* Input rows *
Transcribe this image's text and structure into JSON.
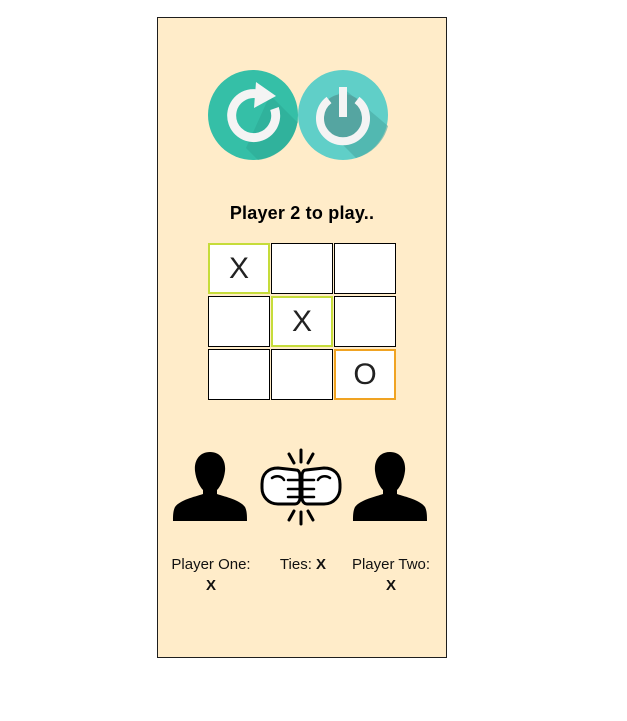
{
  "controls": {
    "restart_icon": "restart-icon",
    "power_icon": "power-icon",
    "restart_color": "#35bfa7",
    "power_color": "#60cfc8"
  },
  "status": {
    "text": "Player 2 to play.."
  },
  "board": {
    "cells": [
      {
        "value": "X",
        "highlight": "green"
      },
      {
        "value": "",
        "highlight": "none"
      },
      {
        "value": "",
        "highlight": "none"
      },
      {
        "value": "",
        "highlight": "none"
      },
      {
        "value": "X",
        "highlight": "green"
      },
      {
        "value": "",
        "highlight": "none"
      },
      {
        "value": "",
        "highlight": "none"
      },
      {
        "value": "",
        "highlight": "none"
      },
      {
        "value": "O",
        "highlight": "orange"
      }
    ],
    "highlight_colors": {
      "green": "#c6dc3a",
      "orange": "#f0a322"
    }
  },
  "scoreboard": {
    "player_one": {
      "label": "Player One:",
      "value": "X",
      "icon": "person-icon"
    },
    "ties": {
      "label": "Ties:",
      "value": "X",
      "icon": "fist-bump-icon"
    },
    "player_two": {
      "label": "Player Two:",
      "value": "X",
      "icon": "person-icon"
    }
  },
  "theme": {
    "panel_background": "#ffecc9"
  }
}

* Problem description *
Repeat the full listing above exactly, with no pictures in the copy.

* Reply to the task *
Transcribe this image's text and structure into JSON.
{
  "controls": {
    "restart_icon": "restart-icon",
    "power_icon": "power-icon",
    "restart_color": "#35bfa7",
    "power_color": "#60cfc8"
  },
  "status": {
    "text": "Player 2 to play.."
  },
  "board": {
    "cells": [
      {
        "value": "X",
        "highlight": "green"
      },
      {
        "value": "",
        "highlight": "none"
      },
      {
        "value": "",
        "highlight": "none"
      },
      {
        "value": "",
        "highlight": "none"
      },
      {
        "value": "X",
        "highlight": "green"
      },
      {
        "value": "",
        "highlight": "none"
      },
      {
        "value": "",
        "highlight": "none"
      },
      {
        "value": "",
        "highlight": "none"
      },
      {
        "value": "O",
        "highlight": "orange"
      }
    ],
    "highlight_colors": {
      "green": "#c6dc3a",
      "orange": "#f0a322"
    }
  },
  "scoreboard": {
    "player_one": {
      "label": "Player One:",
      "value": "X",
      "icon": "person-icon"
    },
    "ties": {
      "label": "Ties:",
      "value": "X",
      "icon": "fist-bump-icon"
    },
    "player_two": {
      "label": "Player Two:",
      "value": "X",
      "icon": "person-icon"
    }
  },
  "theme": {
    "panel_background": "#ffecc9"
  }
}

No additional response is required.